Problem statement:
Repeat the lines below word for word, starting at the line containing "slanted 4 marla strip: 1103" and ending at the line containing "14 marla block right: 344P [818,858,845,870]", with both of those lines included.

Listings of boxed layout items
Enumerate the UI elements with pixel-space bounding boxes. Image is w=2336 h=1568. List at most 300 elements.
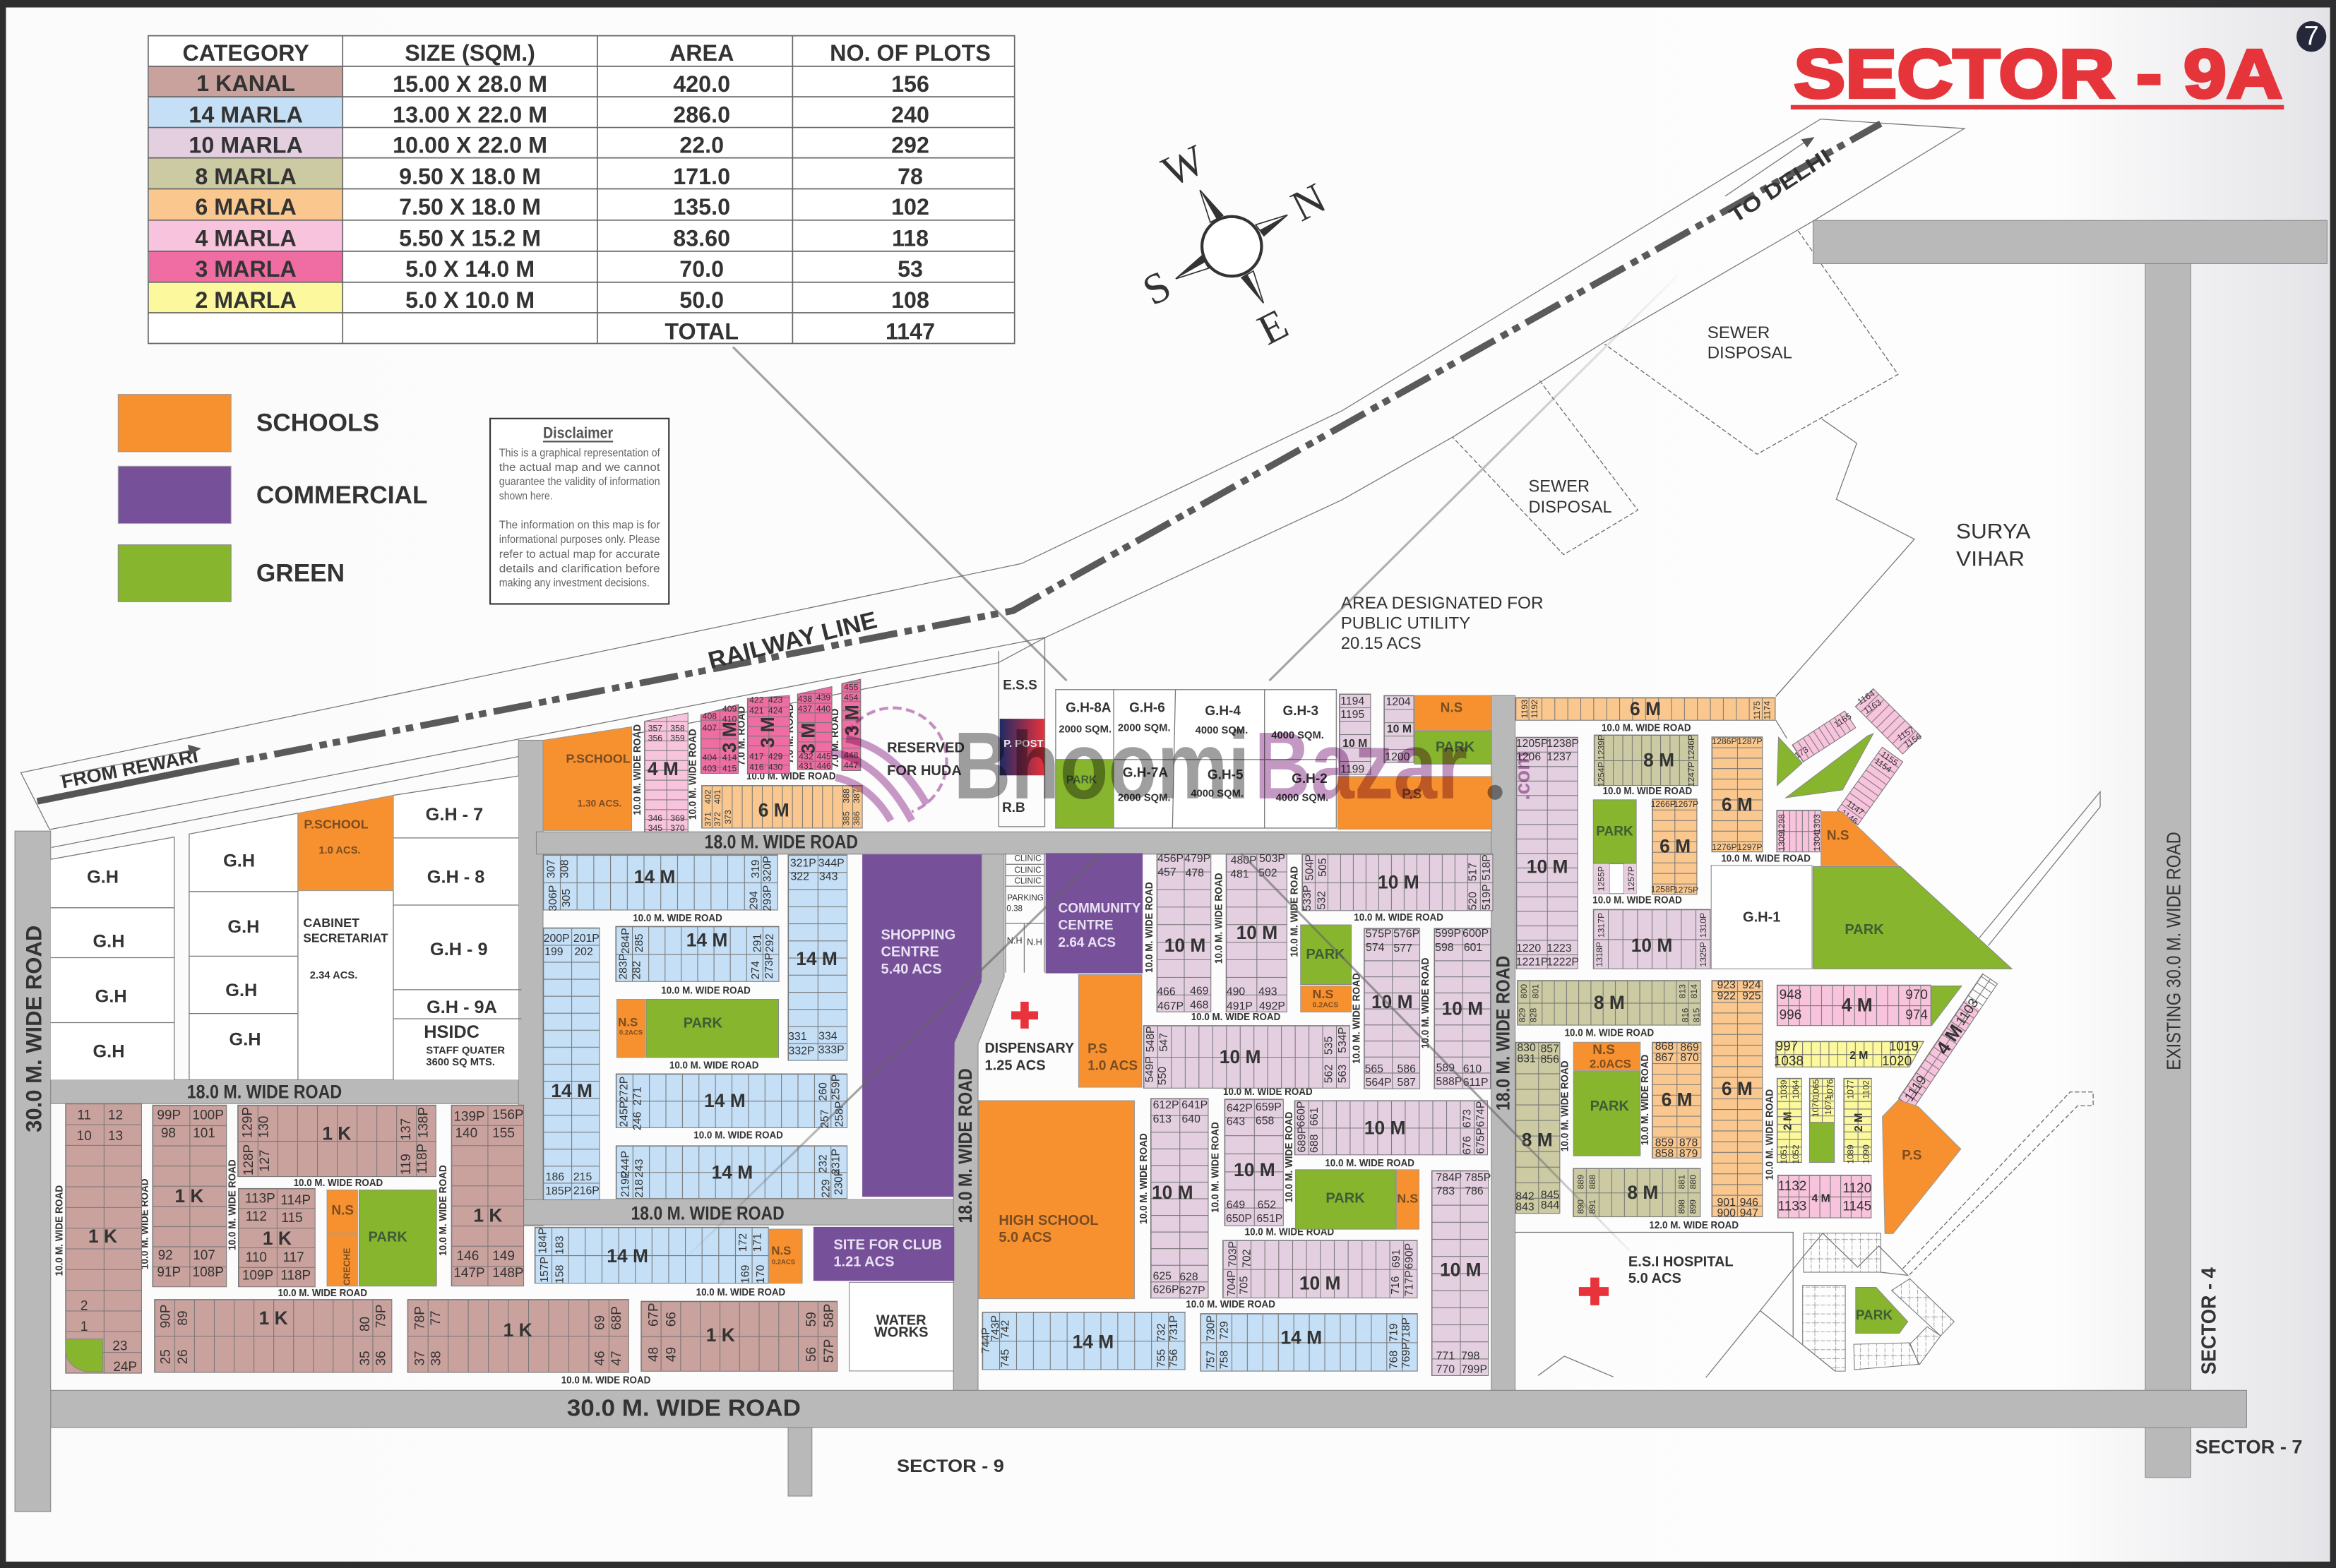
slanted 4 marla strip: 1103 [1953,996,1982,1028]
park and nursery school south central: PARK [1325,1191,1365,1207]
2 marla columns and small green: 2 M [1782,1112,1794,1130]
6 marla block 868: 858 [1655,1148,1674,1160]
10 marla block i: 10 M [1364,1117,1405,1138]
1 kanal plots block D: 110 [246,1250,267,1265]
slanted 4 marla plots north-east: 1163 [1862,698,1883,716]
sewer disposal zones: DISPOSAL [1708,343,1792,362]
4 marla block 1132: 4 M [1811,1193,1830,1205]
1 kanal plots row F: 90P [159,1305,174,1328]
3 marla blocks: 3 M [798,723,819,754]
14 marla block right: 344P [818,858,845,870]
plot category table: 78 [898,164,923,189]
1 kanal plots block E: 147P [453,1266,485,1281]
10 marla block e: 589 [1436,1063,1455,1075]
10 marla block h: 10 M [1234,1159,1275,1180]
1 kanal plots west column: 23 [112,1339,127,1354]
3 marla blocks: 414 [722,753,737,762]
4 marla block north: 345 [648,823,662,833]
10 marla block d: 564P [1366,1077,1392,1089]
6 marla tall block 923: 946 [1740,1197,1758,1209]
8 marla block north-east: 1254P [1597,762,1607,786]
3 marla blocks: 403 [703,764,717,774]
10 marla block b: 491P [1227,1000,1253,1012]
14 marla block middle two: 259P [830,1075,842,1100]
small 10 m road labels: 10.0 M. WIDE ROAD [1138,1133,1150,1224]
shopping centre [862,854,982,1197]
14 marla block right: 322 [790,871,809,883]
14 marla bottom block m [1200,1314,1417,1371]
primary school 1.0 acres [1078,975,1142,1087]
4 marla row 948 with green wedge: 948 [1780,988,1801,1003]
10 marla block c [1301,854,1493,911]
8 marla row 889: 888 [1587,1175,1597,1189]
small 10 m road labels: 10.0 M. WIDE ROAD [1640,1055,1651,1145]
3 marla blocks: 407 [703,723,717,733]
10 marla block a: 10 M [1164,935,1205,956]
label: Surya Vihar [1956,520,2031,571]
plot category table: 5.0 X 14.0 M [405,256,535,282]
group housing west blocks: G.H [230,1030,261,1050]
3 marla blocks: 431 [799,761,814,771]
14 marla block middle two: 272P [618,1077,630,1103]
10 marla block c: 519P [1481,884,1493,910]
road labels: 18.0 M. WIDE ROAD [955,1068,976,1223]
2 marla columns and small green: 1089 [1846,1144,1856,1164]
small 10 m road labels: 10.0 M. WIDE ROAD [1325,1158,1414,1169]
14 marla block left: 200P [544,933,570,945]
6 marla top row east: 1193 [1520,700,1530,718]
10 marla block 1317 [1593,909,1710,969]
3 marla blocks: 3 M [757,717,778,748]
primary school 1.0 acres: P.S [1087,1041,1107,1056]
6 marla tall block 923: 6 M [1722,1078,1753,1099]
plot category table: 15.00 X 28.0 M [393,71,547,97]
10 marla block a [1157,853,1211,1012]
6 marla top row east [1515,698,1775,720]
slanted 4 marla strip: 1119 [1902,1073,1930,1104]
10 marla block 1317: 1317P [1597,913,1607,938]
1 kanal plots row F: 25 [159,1349,174,1364]
small 10 m road labels: 12.0 M. WIDE ROAD [1649,1220,1739,1231]
10 marla block g: 641P [1181,1099,1208,1111]
10 marla block 1317: 1325P [1698,942,1708,967]
1 kanal plots row F: 26 [176,1349,191,1364]
10 marla block e: 10 M [1442,998,1483,1019]
small 10 m road labels: 10.0 M. WIDE ROAD [294,1178,383,1189]
4 marla block north: 4 M [648,758,679,779]
14 marla bottom block m: 757 [1205,1351,1217,1369]
clinics, parking and N.H block: 0.38 [1006,904,1023,913]
slanted 4 marla plots north-east: 1146 [1839,808,1859,827]
primary school north: 1.30 ACS. [578,798,621,809]
10 marla block e: 599P [1435,928,1461,940]
3 marla blocks [701,679,863,774]
8 marla row 889: 881 [1676,1175,1686,1189]
14 marla block top: 293P [762,885,774,911]
2 marla columns and small green: 1090 [1861,1144,1871,1164]
10 marla block f: 549P [1144,1056,1156,1082]
10 marla block f: 548P [1145,1026,1157,1052]
1 kanal plots block D: 109P [242,1268,273,1283]
small 10 m road labels: 10.0 M. WIDE ROAD [633,913,722,924]
N.S, park and P.S north-east: P.S [1402,787,1422,802]
1 kanal plots west column: 24P [113,1360,137,1375]
1 kanal plots block C: 137 [399,1118,414,1141]
14 marla bottom block l: 743P [990,1315,1002,1341]
1 kanal plots block C: 119 [399,1154,414,1175]
14 marla block top: 319 [750,859,762,878]
1 kanal plots row H: 57P [822,1339,837,1363]
small 10 m road labels: 10.0 M. WIDE ROAD [1191,1012,1280,1023]
2 marla columns and small green [1777,1078,1871,1164]
1 kanal plots west column: 1 [81,1319,88,1334]
nursery school 0.2 acres [769,1229,802,1283]
title: Sector 9A: SECTOR - 9A [1794,35,2282,112]
4 marla small block 1298 [1777,810,1822,852]
14 marla bottom block m: 758 [1219,1351,1231,1369]
14 marla block top: 14 M [634,866,675,887]
10 marla block i [1294,1101,1488,1155]
10 marla block e: 610 [1463,1063,1482,1075]
14 marla block middle one: 285 [633,933,645,952]
2 marla row 997: 1038 [1774,1054,1804,1069]
14 marla bottom block l: 732 [1155,1323,1167,1342]
small 10 marla blocks by N.S: 1194 [1340,695,1364,707]
road labels: 30.0 M. WIDE ROAD [567,1395,801,1422]
14 marla block top: 306P [547,885,559,911]
plot category table [148,36,1015,344]
shopping centre: 5.40 ACS [881,962,942,977]
1 kanal plots block D: 114P [280,1193,311,1208]
3 marla blocks: 448 [844,750,859,760]
10 marla block d: 575P [1366,928,1392,940]
nursery school and central park: N.S [618,1016,638,1029]
10 marla block east: 1222P [1547,956,1579,968]
14 marla bottom block l: 756 [1168,1349,1180,1367]
group housing west blocks: G.H [223,851,255,870]
plot category table: 70.0 [679,256,724,282]
label: reserved for HUDA [887,741,965,779]
14 marla block left: 202 [574,946,593,958]
14 marla block middle two [616,1074,847,1130]
10 marla block c: 518P [1481,854,1493,880]
small 10 m road labels: 10.0 M. WIDE ROAD [1289,866,1301,957]
plot category table: 5.0 X 10.0 M [405,287,535,313]
group housing west blocks: G.H [225,981,257,1000]
14 marla block below road: 157P [539,1257,551,1283]
small 10 m road labels: 7.0 M. ROAD [785,704,796,763]
4 marla block 1132 [1777,1175,1871,1218]
10 marla block f: 535 [1323,1036,1335,1055]
3 marla blocks: 415 [722,764,737,774]
10 marla block east: 1221P [1516,956,1548,968]
primary school west: P.SCHOOL [304,818,369,832]
14 marla block left: 199 [544,946,564,958]
nursery school, creche and park: CRECHE [342,1248,352,1286]
8 marla row 800: 813 [1677,984,1687,998]
road labels [21,831,2185,1422]
2 marla row 997: 2 M [1849,1050,1868,1062]
10 marla block 1317: 1310P [1698,913,1708,938]
1 kanal plots row F: 36 [374,1351,389,1366]
1 kanal plots row G: 78P [412,1306,427,1330]
disclaimer box: guarantee the validity of information [499,475,660,488]
10 marla block east: 1220 [1516,942,1541,954]
10 marla block j: 10 M [1299,1273,1340,1294]
14 marla bottom block m: 718P [1400,1317,1412,1343]
6 marla block 1286: 1286P [1712,736,1737,746]
2 marla columns and small green: 1076 [1825,1079,1835,1099]
4 marla block 1132: 1132 [1778,1179,1806,1194]
group housing central row: 2000 SQM. [1118,723,1171,734]
8 marla row 800: 815 [1692,1008,1702,1022]
6 marla block 868 [1652,1041,1701,1160]
E.S.S, post office and R.B column: R.B [1002,801,1025,815]
6 marla block 868: 878 [1679,1137,1698,1149]
10 marla block i: 674P [1475,1101,1487,1127]
icon: compass rose: E [1250,299,1296,354]
10 marla block d: 586 [1398,1063,1416,1075]
10 marla block i: 673 [1462,1109,1474,1128]
14 marla block middle three: 244P [620,1151,632,1177]
nursery school and central park: PARK [684,1015,723,1031]
community centre [1046,853,1143,974]
10 marla block b: 480P [1231,855,1257,867]
1 kanal plots row G: 37 [412,1351,427,1366]
14 marla block right [788,855,847,1060]
group housing G.H-1: G.H-1 [1743,910,1780,926]
clinics, parking and N.H block: CLINIC [1014,876,1041,885]
10 marla block f [1143,1026,1349,1088]
14 marla block below road: 14 M [607,1245,648,1267]
small 10 m road labels: 10.0 M. WIDE ROAD [278,1288,367,1299]
14 marla block below road: 170 [755,1264,767,1283]
plot category table: 240 [891,102,929,127]
8 marla row 889: 880 [1688,1175,1698,1189]
plot category table: CATEGORY [182,40,309,66]
8 marla row 800: 828 [1529,1008,1539,1022]
group housing west blocks [51,776,521,1079]
plot category table: NO. OF PLOTS [830,40,991,66]
slanted 4 marla plots north-east: 1173 [1789,744,1811,762]
1 kanal plots row H [641,1301,838,1371]
14 marla block middle two: 245P [618,1101,630,1127]
sewer disposal zones: SEWER [1708,323,1770,342]
nursery school, creche and park [327,1190,436,1286]
small 10 m road labels: 10.0 M. WIDE ROAD [1351,973,1362,1064]
2 marla columns and small green: 1065 [1811,1079,1821,1099]
group housing central row: G.H-6 [1129,700,1165,715]
10 marla block k [1431,1171,1491,1375]
10 marla block h: 652 [1258,1199,1276,1211]
road labels: EXISTING 30.0 M. WIDE ROAD [2163,832,2185,1070]
6 marla block 868: 869 [1680,1041,1699,1053]
6 marla block 1266: 1258P [1651,884,1676,894]
8 marla row 889: 890 [1575,1199,1585,1214]
14 marla block below road [535,1227,768,1283]
1 kanal plots row G: 77 [429,1310,443,1326]
neighbouring sector labels: SECTOR - 4 [2198,1267,2221,1375]
14 marla block middle two: 257 [819,1110,831,1128]
primary school west: 1.0 ACS. [318,845,361,856]
14 marla block left: 186 [546,1171,564,1183]
1 kanal plots west column: 13 [108,1129,123,1144]
6 marla block 1286: 1287P [1737,736,1763,746]
14 marla block middle three: 14 M [712,1161,753,1183]
community centre: 2.64 ACS [1059,935,1116,950]
E.S.I hospital area [1515,1232,1835,1377]
14 marla block right: 14 M [796,948,838,969]
unallotted plot outlines south-east [1803,1233,1954,1371]
10 marla block east: 10 M [1527,856,1568,877]
road labels: 18.0 M. WIDE ROAD [1492,956,1513,1111]
10 marla block k: 770 [1436,1363,1455,1375]
park and nursery school south central [1296,1170,1419,1229]
2 marla columns and small green: 1064 [1791,1079,1801,1099]
green wedges north-east [1777,734,1873,798]
group housing central row: G.H-7A [1123,765,1168,780]
small 10 m road labels: 10.0 M. WIDE ROAD [1144,882,1155,973]
6 marla tall block 923: 947 [1740,1207,1758,1219]
10 marla block 1317: 1318P [1595,942,1604,967]
group housing west blocks: G.H - 7 [426,805,483,825]
4 marla block north: 358 [670,724,685,734]
10 marla block e: 611P [1463,1077,1489,1089]
3 marla blocks: 430 [768,762,782,772]
1 kanal plots row F [155,1300,392,1372]
14 marla block right: 334 [818,1031,838,1043]
plot category table: 7.50 X 18.0 M [399,194,541,220]
6 marla block north: 6 M [758,800,789,821]
6 marla block 868: 879 [1679,1148,1698,1160]
disclaimer box: The information on this map is for [499,519,660,532]
4 marla row 948 with green wedge: 996 [1780,1007,1801,1022]
6 marla block north [702,786,862,828]
14 marla block middle three: 232 [818,1154,830,1173]
plot category table: 5.50 X 15.2 M [399,226,541,251]
2 marla row 997 [1774,1039,1924,1069]
14 marla block top: 307 [546,860,558,878]
disclaimer box: details and clarification before [499,562,660,575]
14 marla block middle one: 273P [763,952,775,978]
high school: HIGH SCHOOL [999,1213,1099,1228]
3 marla blocks: 439 [816,693,830,702]
1 kanal plots block B [153,1105,227,1287]
label: reserved for HUDA: FOR HUDA [887,763,962,779]
small 10 m road labels: 10.0 M. WIDE ROAD [1592,894,1682,906]
1 kanal plots row G: 69 [593,1315,608,1330]
10 marla block c: 505 [1317,858,1329,877]
slanted 4 marla plots north-east: 1154 [1873,756,1894,774]
small 10 m road labels: 10.0 M. WIDE ROAD [1214,873,1225,964]
small 10 m road labels: 10.0 M. WIDE ROAD [227,1159,239,1250]
10 marla block g: 613 [1153,1113,1172,1125]
6 marla top row east: 1174 [1762,701,1772,719]
14 marla block top [543,855,777,911]
sewer disposal zones: SEWER [1529,477,1590,496]
4 marla block north: 357 [648,724,662,734]
group housing central row: 2000 SQM. [1118,793,1171,804]
6 marla tall block 923: 922 [1717,991,1736,1003]
shopping centre: CENTRE [881,945,939,960]
10 marla block c: 517 [1467,863,1479,881]
10 marla block b: 481 [1230,868,1249,880]
1 kanal plots row H: 66 [664,1312,679,1327]
community centre: COMMUNITY [1059,901,1141,916]
small 10 m road labels: 10.0 M. WIDE ROAD [561,1375,650,1387]
disclaimer box: This is a graphical representation of [499,446,660,459]
14 marla block middle one: 291 [751,933,763,952]
8 marla row 800 [1517,981,1702,1025]
group housing west blocks: G.H [93,1041,125,1061]
4 marla small block 1298: 1303 [1812,814,1822,833]
14 marla block below road: 172 [737,1233,749,1252]
14 marla block below road: 158 [554,1264,566,1283]
small 10 m road labels: 10.0 M. WIDE ROAD [1420,957,1431,1048]
water works [850,1282,953,1371]
14 marla block top: 308 [559,859,571,878]
group housing west blocks: G.H - 8 [427,868,484,887]
1 kanal plots block B: 99P [157,1108,181,1123]
primary school 1.0 acres: 1.0 ACS [1087,1059,1138,1074]
group housing central row: 4000 SQM. [1196,725,1248,736]
public utility boundary and label [1341,419,1914,696]
4 marla block 1132: 1133 [1778,1199,1806,1214]
small 10 m road labels: 10.0 M. WIDE ROAD [1764,1089,1775,1180]
6 marla top row east: 1192 [1530,700,1539,718]
disclaimer box: the actual map and we cannot [499,461,660,474]
small 10 m road labels [54,704,1811,1387]
1 kanal plots row H: 58P [822,1304,837,1327]
1 kanal plots row G: 68P [609,1306,624,1330]
legend: schools, commercial, green: GREEN [256,560,345,587]
group housing west blocks: STAFF QUATER [426,1045,505,1056]
10 marla block d: 577 [1394,942,1412,954]
8 marla column 830: 830 [1517,1042,1536,1054]
small 10 m road labels: 10.0 M. WIDE ROAD [1186,1299,1275,1310]
10 marla block i: 660P [1295,1101,1307,1127]
8 marla row 800: 8 M [1594,992,1625,1013]
3 marla blocks: 454 [844,693,859,702]
small 10 m road labels: 10.0 M. WIDE ROAD [1284,1112,1295,1202]
6 marla block north: 401 [713,789,722,804]
small 10 m road labels: 10.0 M. WIDE ROAD [693,1130,783,1141]
10 marla block k: 784P [1436,1172,1462,1184]
nursery school 2.0 acres and park [1573,1042,1640,1156]
10 marla block i: 675P [1475,1127,1487,1154]
diagonal scan crease lines [689,275,1678,1255]
10 marla block f: 550 [1157,1067,1169,1085]
4 marla row 948 with green wedge: 974 [1905,1007,1928,1022]
14 marla bottom block l [980,1312,1185,1370]
14 marla bottom block m: 768 [1388,1351,1400,1369]
10 marla block g: 626P [1153,1284,1179,1296]
14 marla block middle three: 230P [833,1169,845,1195]
6 marla top row east: 1175 [1752,701,1762,719]
8 marla column 830: 845 [1541,1190,1560,1202]
small 10 m road labels: 10.0 M. WIDE ROAD [1565,1027,1654,1039]
8 marla row 800: 800 [1519,984,1529,998]
group housing west blocks: G.H [87,868,119,887]
14 marla bottom block m: 730P [1205,1315,1217,1341]
8 marla row 889: 898 [1676,1199,1686,1214]
site for club [814,1227,954,1281]
group housing central row: 4000 SQM. [1191,788,1244,799]
1 kanal plots block E: 1 K [473,1204,502,1226]
6 marla block north: 371 [703,812,713,826]
14 marla block middle three: 229 [820,1179,832,1198]
8 marla column 830: 831 [1517,1053,1536,1065]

Solved problem:
slanted 4 marla strip: 1103 [1953,996,1982,1028]
park and nursery school south central: PARK [1325,1191,1365,1207]
2 marla columns and small green: 2 M [1782,1112,1794,1130]
6 marla block 868: 858 [1655,1148,1674,1160]
10 marla block i: 10 M [1364,1117,1405,1138]
1 kanal plots block D: 110 [246,1250,267,1265]
slanted 4 marla plots north-east: 1163 [1862,698,1883,716]
sewer disposal zones: DISPOSAL [1708,343,1792,362]
4 marla block 1132: 4 M [1811,1193,1830,1205]
1 kanal plots row F: 90P [159,1305,174,1328]
3 marla blocks: 3 M [798,723,819,754]
14 marla block right: 344P [818,858,845,870]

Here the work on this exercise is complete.